PROBLEM TO SOLVE – Starting with the first line and going on through the line that contains "volume-bar xyxy=(185,373,190,406)", rewrite those lines as a numbered list, leaving out any blank lines.

(Element and region data)
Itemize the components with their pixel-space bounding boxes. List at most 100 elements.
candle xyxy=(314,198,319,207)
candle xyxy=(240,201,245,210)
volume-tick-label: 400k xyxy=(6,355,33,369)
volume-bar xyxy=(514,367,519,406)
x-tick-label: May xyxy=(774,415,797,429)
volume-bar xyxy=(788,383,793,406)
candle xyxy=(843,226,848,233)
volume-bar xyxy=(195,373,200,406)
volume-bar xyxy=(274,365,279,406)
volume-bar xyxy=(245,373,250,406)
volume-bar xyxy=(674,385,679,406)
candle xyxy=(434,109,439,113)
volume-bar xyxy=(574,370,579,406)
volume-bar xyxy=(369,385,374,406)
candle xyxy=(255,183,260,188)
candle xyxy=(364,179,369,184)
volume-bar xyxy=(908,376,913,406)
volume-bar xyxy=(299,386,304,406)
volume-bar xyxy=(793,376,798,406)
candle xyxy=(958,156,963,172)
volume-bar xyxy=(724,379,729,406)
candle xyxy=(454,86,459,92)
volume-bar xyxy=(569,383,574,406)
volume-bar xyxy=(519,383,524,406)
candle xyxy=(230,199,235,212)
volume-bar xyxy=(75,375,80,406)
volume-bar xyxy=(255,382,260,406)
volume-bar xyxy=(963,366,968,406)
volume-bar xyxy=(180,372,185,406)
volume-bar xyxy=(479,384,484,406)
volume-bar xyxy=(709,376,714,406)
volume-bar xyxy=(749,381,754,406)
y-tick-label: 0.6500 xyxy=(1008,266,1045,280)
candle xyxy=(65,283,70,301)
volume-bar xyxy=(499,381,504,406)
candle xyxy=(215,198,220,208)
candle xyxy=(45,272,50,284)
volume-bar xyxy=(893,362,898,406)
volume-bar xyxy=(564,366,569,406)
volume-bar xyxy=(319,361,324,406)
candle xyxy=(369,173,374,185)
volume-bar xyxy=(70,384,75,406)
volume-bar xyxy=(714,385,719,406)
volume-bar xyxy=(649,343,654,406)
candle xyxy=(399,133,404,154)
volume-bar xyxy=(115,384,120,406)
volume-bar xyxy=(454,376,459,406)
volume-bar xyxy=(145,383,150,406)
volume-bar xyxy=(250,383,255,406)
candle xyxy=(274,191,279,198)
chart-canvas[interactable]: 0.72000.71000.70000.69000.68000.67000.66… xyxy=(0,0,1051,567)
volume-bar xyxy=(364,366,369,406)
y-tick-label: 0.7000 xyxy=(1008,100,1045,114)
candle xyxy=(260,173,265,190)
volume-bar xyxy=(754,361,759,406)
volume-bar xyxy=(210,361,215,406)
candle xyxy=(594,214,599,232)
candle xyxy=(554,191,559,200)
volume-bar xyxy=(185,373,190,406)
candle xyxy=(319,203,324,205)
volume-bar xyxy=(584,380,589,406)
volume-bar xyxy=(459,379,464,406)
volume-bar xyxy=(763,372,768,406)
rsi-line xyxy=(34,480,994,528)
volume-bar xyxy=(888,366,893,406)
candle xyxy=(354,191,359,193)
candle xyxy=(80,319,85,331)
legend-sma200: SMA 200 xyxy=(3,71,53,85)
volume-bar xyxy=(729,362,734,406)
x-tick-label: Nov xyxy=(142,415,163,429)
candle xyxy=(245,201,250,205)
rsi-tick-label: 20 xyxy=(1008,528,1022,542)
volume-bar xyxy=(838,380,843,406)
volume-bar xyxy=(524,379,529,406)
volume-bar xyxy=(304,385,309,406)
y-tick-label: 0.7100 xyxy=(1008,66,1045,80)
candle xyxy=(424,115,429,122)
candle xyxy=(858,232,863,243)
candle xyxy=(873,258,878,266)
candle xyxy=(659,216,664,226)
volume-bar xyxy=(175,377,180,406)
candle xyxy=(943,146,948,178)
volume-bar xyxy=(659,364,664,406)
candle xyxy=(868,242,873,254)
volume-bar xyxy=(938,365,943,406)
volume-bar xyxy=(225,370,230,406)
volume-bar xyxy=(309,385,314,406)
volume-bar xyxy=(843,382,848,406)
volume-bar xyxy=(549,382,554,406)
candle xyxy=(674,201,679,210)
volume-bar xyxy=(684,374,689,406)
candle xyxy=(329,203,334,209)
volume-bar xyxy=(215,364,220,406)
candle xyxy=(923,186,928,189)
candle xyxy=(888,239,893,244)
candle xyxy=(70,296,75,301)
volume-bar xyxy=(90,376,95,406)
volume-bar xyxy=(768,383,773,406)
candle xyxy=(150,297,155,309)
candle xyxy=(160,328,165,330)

FULL SOLUTION –
1. Itemize the components with their pixel-space bounding boxes. List at most 100 elements.
2. candle xyxy=(314,198,319,207)
3. candle xyxy=(240,201,245,210)
4. volume-tick-label: 400k xyxy=(6,355,33,369)
5. volume-bar xyxy=(514,367,519,406)
6. x-tick-label: May xyxy=(774,415,797,429)
7. volume-bar xyxy=(788,383,793,406)
8. candle xyxy=(843,226,848,233)
9. volume-bar xyxy=(195,373,200,406)
10. volume-bar xyxy=(274,365,279,406)
11. volume-bar xyxy=(245,373,250,406)
12. volume-bar xyxy=(674,385,679,406)
13. candle xyxy=(434,109,439,113)
14. volume-bar xyxy=(574,370,579,406)
15. volume-bar xyxy=(369,385,374,406)
16. candle xyxy=(255,183,260,188)
17. candle xyxy=(364,179,369,184)
18. volume-bar xyxy=(908,376,913,406)
19. volume-bar xyxy=(299,386,304,406)
20. volume-bar xyxy=(793,376,798,406)
21. candle xyxy=(958,156,963,172)
22. volume-bar xyxy=(724,379,729,406)
23. candle xyxy=(454,86,459,92)
24. volume-bar xyxy=(569,383,574,406)
25. volume-bar xyxy=(519,383,524,406)
26. candle xyxy=(230,199,235,212)
27. volume-bar xyxy=(75,375,80,406)
28. volume-bar xyxy=(255,382,260,406)
29. volume-bar xyxy=(963,366,968,406)
30. volume-bar xyxy=(180,372,185,406)
31. volume-bar xyxy=(479,384,484,406)
32. volume-bar xyxy=(709,376,714,406)
33. volume-bar xyxy=(749,381,754,406)
34. y-tick-label: 0.6500 xyxy=(1008,266,1045,280)
35. candle xyxy=(65,283,70,301)
36. volume-bar xyxy=(499,381,504,406)
37. candle xyxy=(215,198,220,208)
38. candle xyxy=(45,272,50,284)
39. volume-bar xyxy=(893,362,898,406)
40. volume-bar xyxy=(564,366,569,406)
41. volume-bar xyxy=(319,361,324,406)
42. candle xyxy=(369,173,374,185)
43. volume-bar xyxy=(70,384,75,406)
44. volume-bar xyxy=(714,385,719,406)
45. volume-bar xyxy=(649,343,654,406)
46. candle xyxy=(399,133,404,154)
47. volume-bar xyxy=(115,384,120,406)
48. volume-bar xyxy=(454,376,459,406)
49. volume-bar xyxy=(145,383,150,406)
50. volume-bar xyxy=(250,383,255,406)
51. candle xyxy=(274,191,279,198)
52. chart-canvas[interactable]: 0.72000.71000.70000.69000.68000.67000.66… xyxy=(0,0,1051,567)
53. volume-bar xyxy=(364,366,369,406)
54. y-tick-label: 0.7000 xyxy=(1008,100,1045,114)
55. candle xyxy=(260,173,265,190)
56. volume-bar xyxy=(754,361,759,406)
57. volume-bar xyxy=(210,361,215,406)
58. candle xyxy=(594,214,599,232)
59. candle xyxy=(554,191,559,200)
60. volume-bar xyxy=(185,373,190,406)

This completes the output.